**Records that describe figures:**
=-=-=

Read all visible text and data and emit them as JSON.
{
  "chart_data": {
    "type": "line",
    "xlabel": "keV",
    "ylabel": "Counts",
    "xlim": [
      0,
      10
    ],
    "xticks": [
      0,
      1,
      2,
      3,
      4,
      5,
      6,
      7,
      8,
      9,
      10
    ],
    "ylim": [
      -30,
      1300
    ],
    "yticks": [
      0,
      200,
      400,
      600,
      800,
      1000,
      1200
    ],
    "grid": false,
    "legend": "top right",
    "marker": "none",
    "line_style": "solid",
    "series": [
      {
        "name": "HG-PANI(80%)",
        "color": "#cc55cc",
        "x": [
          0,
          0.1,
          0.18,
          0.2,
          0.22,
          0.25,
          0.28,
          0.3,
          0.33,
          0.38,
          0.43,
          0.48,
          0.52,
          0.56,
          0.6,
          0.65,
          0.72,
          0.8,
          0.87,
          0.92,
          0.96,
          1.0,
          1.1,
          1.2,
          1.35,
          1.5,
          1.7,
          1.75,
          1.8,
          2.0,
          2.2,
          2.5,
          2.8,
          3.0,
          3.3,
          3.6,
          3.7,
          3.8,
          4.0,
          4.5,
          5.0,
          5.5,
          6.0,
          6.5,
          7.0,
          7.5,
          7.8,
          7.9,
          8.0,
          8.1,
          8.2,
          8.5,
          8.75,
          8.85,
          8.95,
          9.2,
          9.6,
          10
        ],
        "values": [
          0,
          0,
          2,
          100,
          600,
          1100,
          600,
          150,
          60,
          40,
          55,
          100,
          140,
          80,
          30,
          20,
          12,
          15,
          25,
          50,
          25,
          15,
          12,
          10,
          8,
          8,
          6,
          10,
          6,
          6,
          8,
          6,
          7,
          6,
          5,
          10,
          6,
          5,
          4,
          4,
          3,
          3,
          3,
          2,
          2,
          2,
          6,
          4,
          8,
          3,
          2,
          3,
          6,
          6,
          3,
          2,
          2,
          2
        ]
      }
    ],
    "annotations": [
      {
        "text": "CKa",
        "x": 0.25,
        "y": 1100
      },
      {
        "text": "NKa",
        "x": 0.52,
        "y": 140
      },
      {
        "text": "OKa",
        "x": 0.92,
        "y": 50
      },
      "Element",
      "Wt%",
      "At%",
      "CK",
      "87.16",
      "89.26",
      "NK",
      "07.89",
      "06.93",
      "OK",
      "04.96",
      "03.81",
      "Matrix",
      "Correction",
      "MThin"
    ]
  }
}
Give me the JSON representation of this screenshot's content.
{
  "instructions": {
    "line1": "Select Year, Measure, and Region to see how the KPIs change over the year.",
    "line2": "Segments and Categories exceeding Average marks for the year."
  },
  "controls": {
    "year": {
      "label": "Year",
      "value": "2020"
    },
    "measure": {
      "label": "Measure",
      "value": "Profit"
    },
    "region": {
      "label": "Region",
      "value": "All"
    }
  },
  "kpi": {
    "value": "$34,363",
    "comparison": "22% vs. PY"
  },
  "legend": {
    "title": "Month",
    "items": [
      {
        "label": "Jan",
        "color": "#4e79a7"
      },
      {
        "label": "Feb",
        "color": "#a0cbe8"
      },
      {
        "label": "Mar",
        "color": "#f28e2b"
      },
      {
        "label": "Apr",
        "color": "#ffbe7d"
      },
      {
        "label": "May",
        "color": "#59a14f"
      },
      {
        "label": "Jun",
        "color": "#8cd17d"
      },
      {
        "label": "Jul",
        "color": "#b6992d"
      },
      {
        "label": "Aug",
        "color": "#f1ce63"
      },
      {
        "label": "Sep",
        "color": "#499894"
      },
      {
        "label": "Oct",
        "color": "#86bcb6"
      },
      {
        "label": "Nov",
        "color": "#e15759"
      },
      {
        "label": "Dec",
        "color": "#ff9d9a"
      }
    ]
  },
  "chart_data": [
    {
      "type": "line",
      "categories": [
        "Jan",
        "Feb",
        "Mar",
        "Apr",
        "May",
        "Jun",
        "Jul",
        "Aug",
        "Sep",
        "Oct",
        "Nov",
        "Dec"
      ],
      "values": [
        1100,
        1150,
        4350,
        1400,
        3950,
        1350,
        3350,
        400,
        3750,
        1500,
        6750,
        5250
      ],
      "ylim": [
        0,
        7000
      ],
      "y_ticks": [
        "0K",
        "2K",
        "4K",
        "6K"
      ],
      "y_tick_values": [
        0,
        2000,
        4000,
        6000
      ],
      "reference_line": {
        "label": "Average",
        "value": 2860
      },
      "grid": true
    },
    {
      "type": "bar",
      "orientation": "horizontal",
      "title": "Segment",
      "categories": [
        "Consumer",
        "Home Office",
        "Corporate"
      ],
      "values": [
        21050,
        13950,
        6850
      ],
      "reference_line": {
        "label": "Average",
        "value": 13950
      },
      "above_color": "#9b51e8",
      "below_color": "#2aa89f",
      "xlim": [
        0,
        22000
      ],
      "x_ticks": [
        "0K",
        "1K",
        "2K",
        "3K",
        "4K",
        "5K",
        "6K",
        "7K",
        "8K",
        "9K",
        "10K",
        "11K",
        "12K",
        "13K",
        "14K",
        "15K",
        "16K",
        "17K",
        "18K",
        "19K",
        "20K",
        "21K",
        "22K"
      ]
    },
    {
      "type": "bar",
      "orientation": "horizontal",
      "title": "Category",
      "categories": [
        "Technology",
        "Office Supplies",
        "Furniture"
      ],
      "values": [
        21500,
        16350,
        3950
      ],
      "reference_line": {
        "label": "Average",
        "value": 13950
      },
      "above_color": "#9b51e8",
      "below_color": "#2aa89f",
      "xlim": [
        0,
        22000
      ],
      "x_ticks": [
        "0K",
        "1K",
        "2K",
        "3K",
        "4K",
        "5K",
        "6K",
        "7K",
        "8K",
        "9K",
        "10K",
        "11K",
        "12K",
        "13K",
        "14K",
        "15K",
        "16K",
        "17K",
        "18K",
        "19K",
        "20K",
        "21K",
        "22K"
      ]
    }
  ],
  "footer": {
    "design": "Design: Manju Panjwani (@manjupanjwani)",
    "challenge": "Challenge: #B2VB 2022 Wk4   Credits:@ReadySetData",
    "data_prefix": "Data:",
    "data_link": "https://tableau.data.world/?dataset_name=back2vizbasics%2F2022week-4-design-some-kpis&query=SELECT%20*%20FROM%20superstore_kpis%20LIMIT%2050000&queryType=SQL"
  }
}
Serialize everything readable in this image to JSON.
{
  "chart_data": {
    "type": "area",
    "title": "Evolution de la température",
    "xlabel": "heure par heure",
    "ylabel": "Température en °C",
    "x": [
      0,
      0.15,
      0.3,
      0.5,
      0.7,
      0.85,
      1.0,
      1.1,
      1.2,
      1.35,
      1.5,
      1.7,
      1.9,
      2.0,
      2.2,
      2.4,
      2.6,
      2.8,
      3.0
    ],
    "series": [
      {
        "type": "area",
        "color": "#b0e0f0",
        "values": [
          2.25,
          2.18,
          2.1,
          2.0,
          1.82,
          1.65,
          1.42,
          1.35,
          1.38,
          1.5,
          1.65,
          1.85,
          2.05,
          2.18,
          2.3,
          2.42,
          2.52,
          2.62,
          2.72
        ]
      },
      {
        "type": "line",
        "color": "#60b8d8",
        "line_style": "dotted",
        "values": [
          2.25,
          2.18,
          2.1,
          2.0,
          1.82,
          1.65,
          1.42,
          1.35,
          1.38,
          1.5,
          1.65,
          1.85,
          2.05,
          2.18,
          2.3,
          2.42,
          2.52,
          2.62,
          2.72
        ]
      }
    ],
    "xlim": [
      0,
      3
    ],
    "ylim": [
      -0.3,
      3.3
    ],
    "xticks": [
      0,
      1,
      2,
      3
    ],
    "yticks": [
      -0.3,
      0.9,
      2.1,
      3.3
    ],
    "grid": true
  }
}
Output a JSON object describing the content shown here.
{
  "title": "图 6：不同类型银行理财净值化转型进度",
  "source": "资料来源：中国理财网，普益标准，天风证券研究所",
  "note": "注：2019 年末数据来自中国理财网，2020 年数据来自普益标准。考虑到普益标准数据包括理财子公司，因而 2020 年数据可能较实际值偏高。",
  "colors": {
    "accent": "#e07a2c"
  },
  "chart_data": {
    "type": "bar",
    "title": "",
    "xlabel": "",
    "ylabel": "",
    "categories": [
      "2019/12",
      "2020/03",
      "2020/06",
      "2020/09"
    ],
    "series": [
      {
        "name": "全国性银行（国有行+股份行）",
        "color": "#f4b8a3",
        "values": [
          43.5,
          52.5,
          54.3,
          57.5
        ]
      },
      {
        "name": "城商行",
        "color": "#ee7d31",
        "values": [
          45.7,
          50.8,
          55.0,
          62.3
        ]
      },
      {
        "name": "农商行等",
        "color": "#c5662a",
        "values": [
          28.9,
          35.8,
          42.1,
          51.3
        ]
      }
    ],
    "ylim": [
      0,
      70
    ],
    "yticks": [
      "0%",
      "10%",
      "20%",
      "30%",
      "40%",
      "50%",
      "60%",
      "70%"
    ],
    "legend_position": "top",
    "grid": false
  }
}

=-=-=

**PROBLEM DESCRIPTION:** Out of the preceding entries, pull every line containing the string "grid".

**SOLUTION TO THE EXERCISE:**
    "grid": false,
      "grid": true
    "grid": true
    "grid": false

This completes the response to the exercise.